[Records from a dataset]
####################

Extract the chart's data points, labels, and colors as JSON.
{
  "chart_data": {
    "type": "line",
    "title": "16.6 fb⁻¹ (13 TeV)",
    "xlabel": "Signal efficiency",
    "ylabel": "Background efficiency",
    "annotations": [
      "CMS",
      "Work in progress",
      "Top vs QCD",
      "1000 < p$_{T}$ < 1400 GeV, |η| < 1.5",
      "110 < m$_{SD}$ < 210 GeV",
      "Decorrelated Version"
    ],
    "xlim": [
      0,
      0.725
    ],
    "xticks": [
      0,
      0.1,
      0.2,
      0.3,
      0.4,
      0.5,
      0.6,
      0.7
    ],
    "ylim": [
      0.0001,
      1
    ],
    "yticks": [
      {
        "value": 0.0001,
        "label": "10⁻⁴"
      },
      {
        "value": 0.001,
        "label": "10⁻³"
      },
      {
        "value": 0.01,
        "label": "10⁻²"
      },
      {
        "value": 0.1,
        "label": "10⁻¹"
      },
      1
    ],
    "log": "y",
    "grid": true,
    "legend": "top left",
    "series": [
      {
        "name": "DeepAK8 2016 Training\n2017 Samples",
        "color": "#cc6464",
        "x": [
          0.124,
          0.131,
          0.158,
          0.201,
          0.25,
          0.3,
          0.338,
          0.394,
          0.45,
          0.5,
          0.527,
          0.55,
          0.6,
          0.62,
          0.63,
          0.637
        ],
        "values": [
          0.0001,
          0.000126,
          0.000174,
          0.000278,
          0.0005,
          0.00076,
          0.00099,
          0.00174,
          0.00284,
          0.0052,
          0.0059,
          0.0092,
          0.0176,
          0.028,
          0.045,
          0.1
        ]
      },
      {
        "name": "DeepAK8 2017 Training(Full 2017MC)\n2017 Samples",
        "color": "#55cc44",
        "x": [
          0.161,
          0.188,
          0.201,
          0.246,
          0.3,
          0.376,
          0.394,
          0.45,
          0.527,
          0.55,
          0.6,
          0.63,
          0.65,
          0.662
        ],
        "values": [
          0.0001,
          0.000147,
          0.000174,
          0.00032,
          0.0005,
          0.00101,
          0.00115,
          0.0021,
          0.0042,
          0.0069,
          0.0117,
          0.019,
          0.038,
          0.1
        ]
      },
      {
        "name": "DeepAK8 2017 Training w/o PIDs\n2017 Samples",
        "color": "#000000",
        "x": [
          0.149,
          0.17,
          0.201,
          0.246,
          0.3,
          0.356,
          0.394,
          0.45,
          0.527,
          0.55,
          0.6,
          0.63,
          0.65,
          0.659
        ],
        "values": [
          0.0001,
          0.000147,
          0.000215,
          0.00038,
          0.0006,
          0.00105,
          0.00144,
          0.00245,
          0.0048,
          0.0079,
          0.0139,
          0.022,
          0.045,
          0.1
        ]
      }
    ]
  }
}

####################

**SHORT TASK:**
Using the exact wording, write out all of the records.

**OUTPUT:**
Extract the chart's data points, labels, and colors as JSON.
{
  "chart_data": {
    "type": "line",
    "title": "16.6 fb⁻¹ (13 TeV)",
    "xlabel": "Signal efficiency",
    "ylabel": "Background efficiency",
    "annotations": [
      "CMS",
      "Work in progress",
      "Top vs QCD",
      "1000 < p$_{T}$ < 1400 GeV, |η| < 1.5",
      "110 < m$_{SD}$ < 210 GeV",
      "Decorrelated Version"
    ],
    "xlim": [
      0,
      0.725
    ],
    "xticks": [
      0,
      0.1,
      0.2,
      0.3,
      0.4,
      0.5,
      0.6,
      0.7
    ],
    "ylim": [
      0.0001,
      1
    ],
    "yticks": [
      {
        "value": 0.0001,
        "label": "10⁻⁴"
      },
      {
        "value": 0.001,
        "label": "10⁻³"
      },
      {
        "value": 0.01,
        "label": "10⁻²"
      },
      {
        "value": 0.1,
        "label": "10⁻¹"
      },
      1
    ],
    "log": "y",
    "grid": true,
    "legend": "top left",
    "series": [
      {
        "name": "DeepAK8 2016 Training\n2017 Samples",
        "color": "#cc6464",
        "x": [
          0.124,
          0.131,
          0.158,
          0.201,
          0.25,
          0.3,
          0.338,
          0.394,
          0.45,
          0.5,
          0.527,
          0.55,
          0.6,
          0.62,
          0.63,
          0.637
        ],
        "values": [
          0.0001,
          0.000126,
          0.000174,
          0.000278,
          0.0005,
          0.00076,
          0.00099,
          0.00174,
          0.00284,
          0.0052,
          0.0059,
          0.0092,
          0.0176,
          0.028,
          0.045,
          0.1
        ]
      },
      {
        "name": "DeepAK8 2017 Training(Full 2017MC)\n2017 Samples",
        "color": "#55cc44",
        "x": [
          0.161,
          0.188,
          0.201,
          0.246,
          0.3,
          0.376,
          0.394,
          0.45,
          0.527,
          0.55,
          0.6,
          0.63,
          0.65,
          0.662
        ],
        "values": [
          0.0001,
          0.000147,
          0.000174,
          0.00032,
          0.0005,
          0.00101,
          0.00115,
          0.0021,
          0.0042,
          0.0069,
          0.0117,
          0.019,
          0.038,
          0.1
        ]
      },
      {
        "name": "DeepAK8 2017 Training w/o PIDs\n2017 Samples",
        "color": "#000000",
        "x": [
          0.149,
          0.17,
          0.201,
          0.246,
          0.3,
          0.356,
          0.394,
          0.45,
          0.527,
          0.55,
          0.6,
          0.63,
          0.65,
          0.659
        ],
        "values": [
          0.0001,
          0.000147,
          0.000215,
          0.00038,
          0.0006,
          0.00105,
          0.00144,
          0.00245,
          0.0048,
          0.0079,
          0.0139,
          0.022,
          0.045,
          0.1
        ]
      }
    ]
  }
}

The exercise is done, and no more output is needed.